(What this task involves):
Below are the records; reproduce all of them exactly but without any images.

--- BEGIN ---

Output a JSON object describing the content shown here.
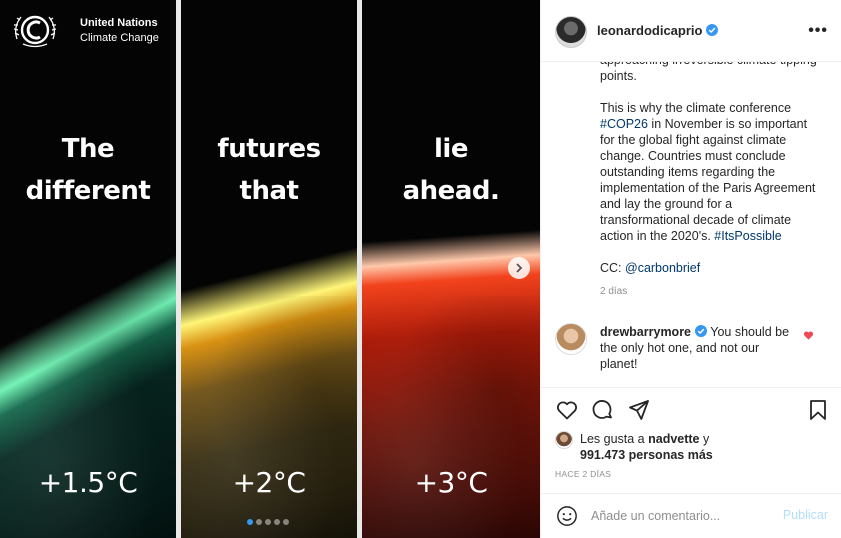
{
  "post": {
    "logo": {
      "line1": "United Nations",
      "line2": "Climate Change"
    },
    "panels": [
      {
        "words": [
          "The",
          "different"
        ],
        "temp": "+1.5°C"
      },
      {
        "words": [
          "futures",
          "that"
        ],
        "temp": "+2°C"
      },
      {
        "words": [
          "lie",
          "ahead."
        ],
        "temp": "+3°C"
      }
    ],
    "carousel": {
      "slide_count": 5,
      "active_slide": 1
    }
  },
  "sidebar": {
    "username": "leonardodicaprio",
    "caption": {
      "cut_text": "approaching irreversible climate tipping points.",
      "p2_before": "This is why the climate conference ",
      "p2_tag1": "#COP26",
      "p2_mid": " in November is so important for the global fight against climate change. Countries must conclude outstanding items regarding the implementation of the Paris Agreement and lay the ground for a transformational decade of climate action in the 2020's. ",
      "p2_tag2": "#ItsPossible",
      "cc_label": "CC: ",
      "cc_mention": "@carbonbrief",
      "ago": "2 días"
    },
    "comment": {
      "user": "drewbarrymore",
      "text": " You should be the only hot one, and not our planet!"
    },
    "likes": {
      "prefix": "Les gusta a ",
      "user": "nadvette",
      "joiner": " y",
      "count": "991.473 personas más"
    },
    "timestamp": "HACE 2 DÍAS",
    "add_comment": {
      "placeholder": "Añade un comentario...",
      "publish": "Publicar"
    },
    "colors": {
      "link": "#00376b",
      "verified": "#3897f0",
      "heart": "#ed4956",
      "publish": "#b2dffc"
    }
  }
}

--- END ---

(Solution to the exercise):
Output a JSON object describing the content shown here.
{
  "post": {
    "logo": {
      "line1": "United Nations",
      "line2": "Climate Change"
    },
    "panels": [
      {
        "words": [
          "The",
          "different"
        ],
        "temp": "+1.5°C"
      },
      {
        "words": [
          "futures",
          "that"
        ],
        "temp": "+2°C"
      },
      {
        "words": [
          "lie",
          "ahead."
        ],
        "temp": "+3°C"
      }
    ],
    "carousel": {
      "slide_count": 5,
      "active_slide": 1
    }
  },
  "sidebar": {
    "username": "leonardodicaprio",
    "caption": {
      "cut_text": "approaching irreversible climate tipping points.",
      "p2_before": "This is why the climate conference ",
      "p2_tag1": "#COP26",
      "p2_mid": " in November is so important for the global fight against climate change. Countries must conclude outstanding items regarding the implementation of the Paris Agreement and lay the ground for a transformational decade of climate action in the 2020's. ",
      "p2_tag2": "#ItsPossible",
      "cc_label": "CC: ",
      "cc_mention": "@carbonbrief",
      "ago": "2 días"
    },
    "comment": {
      "user": "drewbarrymore",
      "text": " You should be the only hot one, and not our planet!"
    },
    "likes": {
      "prefix": "Les gusta a ",
      "user": "nadvette",
      "joiner": " y",
      "count": "991.473 personas más"
    },
    "timestamp": "HACE 2 DÍAS",
    "add_comment": {
      "placeholder": "Añade un comentario...",
      "publish": "Publicar"
    },
    "colors": {
      "link": "#00376b",
      "verified": "#3897f0",
      "heart": "#ed4956",
      "publish": "#b2dffc"
    }
  }
}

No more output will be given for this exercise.